- _Task statement_
In the entries below, count every line containing "object". Reply with the number alone.

- _Exercise inputs_
⁂

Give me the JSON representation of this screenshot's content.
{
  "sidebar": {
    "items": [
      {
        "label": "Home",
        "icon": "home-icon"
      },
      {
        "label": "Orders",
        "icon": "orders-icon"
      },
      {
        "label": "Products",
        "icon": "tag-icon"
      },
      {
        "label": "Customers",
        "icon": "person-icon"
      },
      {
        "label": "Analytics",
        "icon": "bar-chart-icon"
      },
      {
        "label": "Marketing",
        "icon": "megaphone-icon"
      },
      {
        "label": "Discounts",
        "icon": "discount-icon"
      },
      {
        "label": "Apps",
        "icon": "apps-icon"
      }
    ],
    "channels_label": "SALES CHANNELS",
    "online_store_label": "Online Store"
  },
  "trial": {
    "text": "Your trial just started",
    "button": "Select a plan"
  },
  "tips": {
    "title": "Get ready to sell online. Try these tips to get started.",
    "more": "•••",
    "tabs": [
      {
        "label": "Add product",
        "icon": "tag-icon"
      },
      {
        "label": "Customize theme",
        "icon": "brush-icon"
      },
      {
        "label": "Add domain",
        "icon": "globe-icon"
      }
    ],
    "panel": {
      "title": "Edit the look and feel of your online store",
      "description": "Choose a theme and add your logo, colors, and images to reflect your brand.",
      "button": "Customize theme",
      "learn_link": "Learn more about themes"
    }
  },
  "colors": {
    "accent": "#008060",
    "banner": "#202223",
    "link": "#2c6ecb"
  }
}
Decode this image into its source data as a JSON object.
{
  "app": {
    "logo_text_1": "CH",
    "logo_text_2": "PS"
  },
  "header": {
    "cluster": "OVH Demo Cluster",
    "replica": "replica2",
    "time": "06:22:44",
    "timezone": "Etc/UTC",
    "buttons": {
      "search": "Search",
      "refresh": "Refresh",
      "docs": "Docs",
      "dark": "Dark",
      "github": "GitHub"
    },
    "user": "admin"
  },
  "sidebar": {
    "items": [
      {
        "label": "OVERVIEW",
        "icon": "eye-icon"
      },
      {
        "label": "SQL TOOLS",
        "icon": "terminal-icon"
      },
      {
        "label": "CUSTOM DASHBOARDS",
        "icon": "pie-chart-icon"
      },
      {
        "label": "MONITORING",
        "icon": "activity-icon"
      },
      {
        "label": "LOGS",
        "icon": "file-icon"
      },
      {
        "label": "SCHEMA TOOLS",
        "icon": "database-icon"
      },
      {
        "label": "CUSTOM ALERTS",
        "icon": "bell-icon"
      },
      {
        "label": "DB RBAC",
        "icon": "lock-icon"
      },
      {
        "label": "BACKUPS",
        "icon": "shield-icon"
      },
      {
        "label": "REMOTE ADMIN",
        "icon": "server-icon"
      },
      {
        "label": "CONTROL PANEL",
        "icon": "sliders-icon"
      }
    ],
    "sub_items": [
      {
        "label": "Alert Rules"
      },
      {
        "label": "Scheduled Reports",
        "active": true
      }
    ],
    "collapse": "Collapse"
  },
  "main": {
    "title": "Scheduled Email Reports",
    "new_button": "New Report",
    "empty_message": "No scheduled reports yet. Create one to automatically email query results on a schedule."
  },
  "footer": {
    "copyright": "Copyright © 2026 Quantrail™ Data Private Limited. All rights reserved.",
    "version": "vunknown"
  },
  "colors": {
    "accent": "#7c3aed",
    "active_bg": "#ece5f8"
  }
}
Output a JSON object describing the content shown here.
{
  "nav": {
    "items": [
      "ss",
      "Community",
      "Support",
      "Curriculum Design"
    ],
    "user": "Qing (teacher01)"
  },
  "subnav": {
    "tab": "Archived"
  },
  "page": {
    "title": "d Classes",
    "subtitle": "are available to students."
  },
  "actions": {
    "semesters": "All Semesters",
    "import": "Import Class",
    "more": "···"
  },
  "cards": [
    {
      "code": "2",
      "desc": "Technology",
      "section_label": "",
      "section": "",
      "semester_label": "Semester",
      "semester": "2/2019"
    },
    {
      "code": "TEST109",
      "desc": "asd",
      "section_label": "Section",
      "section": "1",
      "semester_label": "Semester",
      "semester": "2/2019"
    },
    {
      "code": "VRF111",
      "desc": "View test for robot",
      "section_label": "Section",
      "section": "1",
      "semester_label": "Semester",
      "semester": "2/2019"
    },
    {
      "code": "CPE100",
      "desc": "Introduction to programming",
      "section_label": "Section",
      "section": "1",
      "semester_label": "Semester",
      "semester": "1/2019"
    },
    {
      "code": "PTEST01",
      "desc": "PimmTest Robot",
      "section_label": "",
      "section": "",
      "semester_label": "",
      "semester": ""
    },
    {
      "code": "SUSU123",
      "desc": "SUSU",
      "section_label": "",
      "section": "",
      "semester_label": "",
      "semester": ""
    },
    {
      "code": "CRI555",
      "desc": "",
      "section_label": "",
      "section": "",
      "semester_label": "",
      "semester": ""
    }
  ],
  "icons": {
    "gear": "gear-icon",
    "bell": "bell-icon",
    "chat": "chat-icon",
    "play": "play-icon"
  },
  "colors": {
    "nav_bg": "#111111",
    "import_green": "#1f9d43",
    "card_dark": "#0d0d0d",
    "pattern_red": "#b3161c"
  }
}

⁂

- _Exercise result_
2